=== WHAT IS BEING ASKED ===
Write out each line that follows exactly as it stands, without the pictures.

start EXTRACTED INFORMATION

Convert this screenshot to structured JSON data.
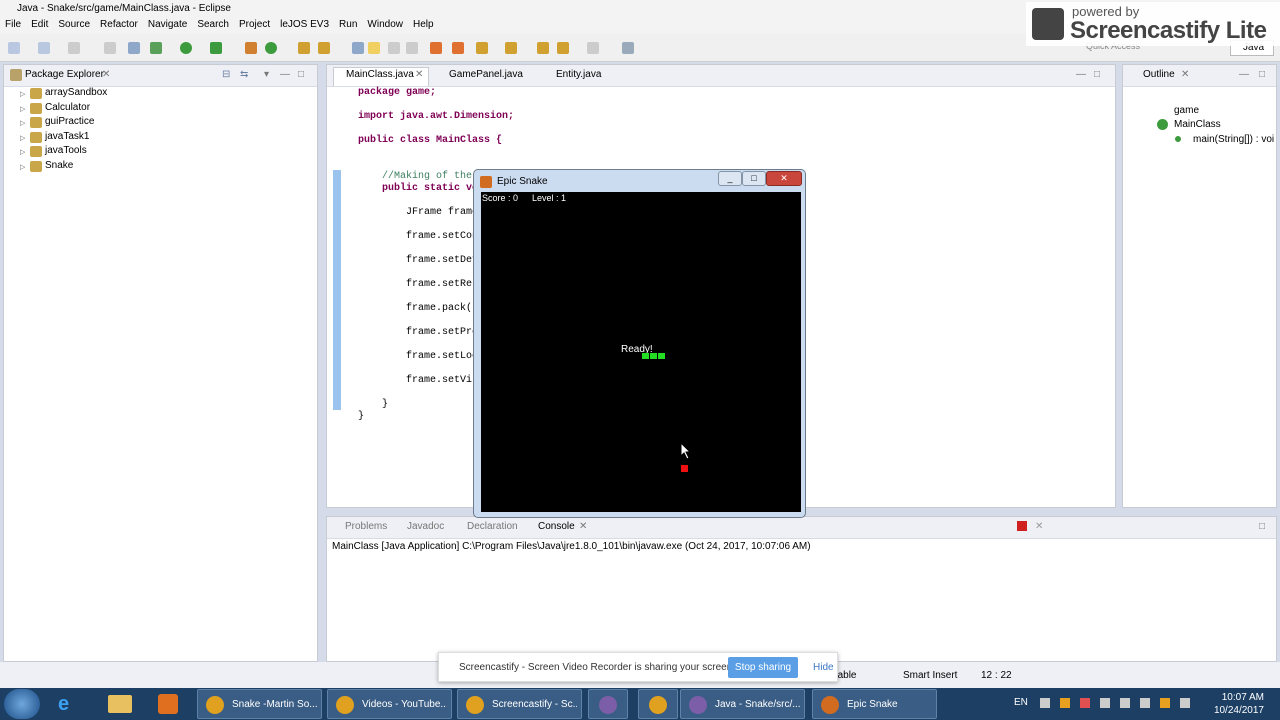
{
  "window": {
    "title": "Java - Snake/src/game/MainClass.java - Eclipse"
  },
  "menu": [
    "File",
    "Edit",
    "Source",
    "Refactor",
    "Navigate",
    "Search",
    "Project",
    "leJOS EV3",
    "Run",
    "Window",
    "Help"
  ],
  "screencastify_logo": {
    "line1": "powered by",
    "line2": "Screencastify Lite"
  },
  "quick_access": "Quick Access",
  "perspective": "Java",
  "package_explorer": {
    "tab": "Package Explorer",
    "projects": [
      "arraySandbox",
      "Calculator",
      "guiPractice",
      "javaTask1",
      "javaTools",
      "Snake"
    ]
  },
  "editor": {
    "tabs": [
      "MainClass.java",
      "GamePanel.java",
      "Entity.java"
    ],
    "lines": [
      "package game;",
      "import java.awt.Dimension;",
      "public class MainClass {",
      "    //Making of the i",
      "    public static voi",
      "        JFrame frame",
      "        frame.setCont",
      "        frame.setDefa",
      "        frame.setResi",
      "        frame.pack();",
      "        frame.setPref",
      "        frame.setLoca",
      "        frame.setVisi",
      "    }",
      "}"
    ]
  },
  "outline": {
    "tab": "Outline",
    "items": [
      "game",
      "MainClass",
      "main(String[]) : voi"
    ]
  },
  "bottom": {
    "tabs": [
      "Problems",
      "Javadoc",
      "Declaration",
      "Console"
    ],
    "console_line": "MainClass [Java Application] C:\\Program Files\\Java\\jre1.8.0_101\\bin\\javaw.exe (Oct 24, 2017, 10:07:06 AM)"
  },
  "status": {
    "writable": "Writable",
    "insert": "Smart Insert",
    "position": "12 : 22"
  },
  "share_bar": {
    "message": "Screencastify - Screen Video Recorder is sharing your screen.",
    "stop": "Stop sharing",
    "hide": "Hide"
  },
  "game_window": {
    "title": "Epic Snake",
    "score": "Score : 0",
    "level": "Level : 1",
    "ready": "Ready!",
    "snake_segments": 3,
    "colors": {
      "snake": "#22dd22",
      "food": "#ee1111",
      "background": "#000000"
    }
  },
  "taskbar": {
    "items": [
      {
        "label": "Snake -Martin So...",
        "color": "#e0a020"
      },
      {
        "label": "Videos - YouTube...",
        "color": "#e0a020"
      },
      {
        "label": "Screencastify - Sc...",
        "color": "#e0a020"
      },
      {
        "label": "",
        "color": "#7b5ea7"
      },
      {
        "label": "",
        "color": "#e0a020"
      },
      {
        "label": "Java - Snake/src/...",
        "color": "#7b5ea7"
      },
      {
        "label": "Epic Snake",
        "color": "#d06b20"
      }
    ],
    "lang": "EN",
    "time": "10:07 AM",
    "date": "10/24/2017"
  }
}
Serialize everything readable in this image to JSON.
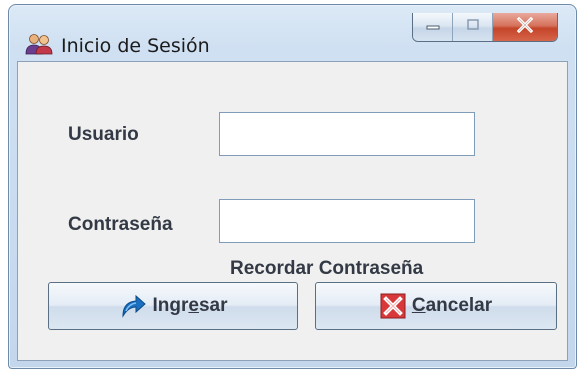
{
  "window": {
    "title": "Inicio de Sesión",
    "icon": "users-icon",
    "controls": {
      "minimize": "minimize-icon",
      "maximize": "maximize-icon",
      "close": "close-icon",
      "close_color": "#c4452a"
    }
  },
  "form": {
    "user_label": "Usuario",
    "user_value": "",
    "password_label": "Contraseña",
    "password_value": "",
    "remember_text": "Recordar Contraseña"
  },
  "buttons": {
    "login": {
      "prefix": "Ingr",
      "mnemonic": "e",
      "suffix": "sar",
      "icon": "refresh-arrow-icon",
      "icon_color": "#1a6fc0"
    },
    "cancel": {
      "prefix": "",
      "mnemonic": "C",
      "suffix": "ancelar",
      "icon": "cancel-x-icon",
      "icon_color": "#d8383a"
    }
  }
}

end EXTRACTED INFORMATION

=== THE REPLY ===
Convert this screenshot to structured JSON data.
{
  "window": {
    "title": "Java - Snake/src/game/MainClass.java - Eclipse"
  },
  "menu": [
    "File",
    "Edit",
    "Source",
    "Refactor",
    "Navigate",
    "Search",
    "Project",
    "leJOS EV3",
    "Run",
    "Window",
    "Help"
  ],
  "screencastify_logo": {
    "line1": "powered by",
    "line2": "Screencastify Lite"
  },
  "quick_access": "Quick Access",
  "perspective": "Java",
  "package_explorer": {
    "tab": "Package Explorer",
    "projects": [
      "arraySandbox",
      "Calculator",
      "guiPractice",
      "javaTask1",
      "javaTools",
      "Snake"
    ]
  },
  "editor": {
    "tabs": [
      "MainClass.java",
      "GamePanel.java",
      "Entity.java"
    ],
    "lines": [
      "package game;",
      "import java.awt.Dimension;",
      "public class MainClass {",
      "    //Making of the i",
      "    public static voi",
      "        JFrame frame",
      "        frame.setCont",
      "        frame.setDefa",
      "        frame.setResi",
      "        frame.pack();",
      "        frame.setPref",
      "        frame.setLoca",
      "        frame.setVisi",
      "    }",
      "}"
    ]
  },
  "outline": {
    "tab": "Outline",
    "items": [
      "game",
      "MainClass",
      "main(String[]) : voi"
    ]
  },
  "bottom": {
    "tabs": [
      "Problems",
      "Javadoc",
      "Declaration",
      "Console"
    ],
    "console_line": "MainClass [Java Application] C:\\Program Files\\Java\\jre1.8.0_101\\bin\\javaw.exe (Oct 24, 2017, 10:07:06 AM)"
  },
  "status": {
    "writable": "Writable",
    "insert": "Smart Insert",
    "position": "12 : 22"
  },
  "share_bar": {
    "message": "Screencastify - Screen Video Recorder is sharing your screen.",
    "stop": "Stop sharing",
    "hide": "Hide"
  },
  "game_window": {
    "title": "Epic Snake",
    "score": "Score : 0",
    "level": "Level : 1",
    "ready": "Ready!",
    "snake_segments": 3,
    "colors": {
      "snake": "#22dd22",
      "food": "#ee1111",
      "background": "#000000"
    }
  },
  "taskbar": {
    "items": [
      {
        "label": "Snake -Martin So...",
        "color": "#e0a020"
      },
      {
        "label": "Videos - YouTube...",
        "color": "#e0a020"
      },
      {
        "label": "Screencastify - Sc...",
        "color": "#e0a020"
      },
      {
        "label": "",
        "color": "#7b5ea7"
      },
      {
        "label": "",
        "color": "#e0a020"
      },
      {
        "label": "Java - Snake/src/...",
        "color": "#7b5ea7"
      },
      {
        "label": "Epic Snake",
        "color": "#d06b20"
      }
    ],
    "lang": "EN",
    "time": "10:07 AM",
    "date": "10/24/2017"
  }
}
Serialize everything readable in this image to JSON.
{
  "window": {
    "title": "Inicio de Sesión",
    "icon": "users-icon",
    "controls": {
      "minimize": "minimize-icon",
      "maximize": "maximize-icon",
      "close": "close-icon",
      "close_color": "#c4452a"
    }
  },
  "form": {
    "user_label": "Usuario",
    "user_value": "",
    "password_label": "Contraseña",
    "password_value": "",
    "remember_text": "Recordar Contraseña"
  },
  "buttons": {
    "login": {
      "prefix": "Ingr",
      "mnemonic": "e",
      "suffix": "sar",
      "icon": "refresh-arrow-icon",
      "icon_color": "#1a6fc0"
    },
    "cancel": {
      "prefix": "",
      "mnemonic": "C",
      "suffix": "ancelar",
      "icon": "cancel-x-icon",
      "icon_color": "#d8383a"
    }
  }
}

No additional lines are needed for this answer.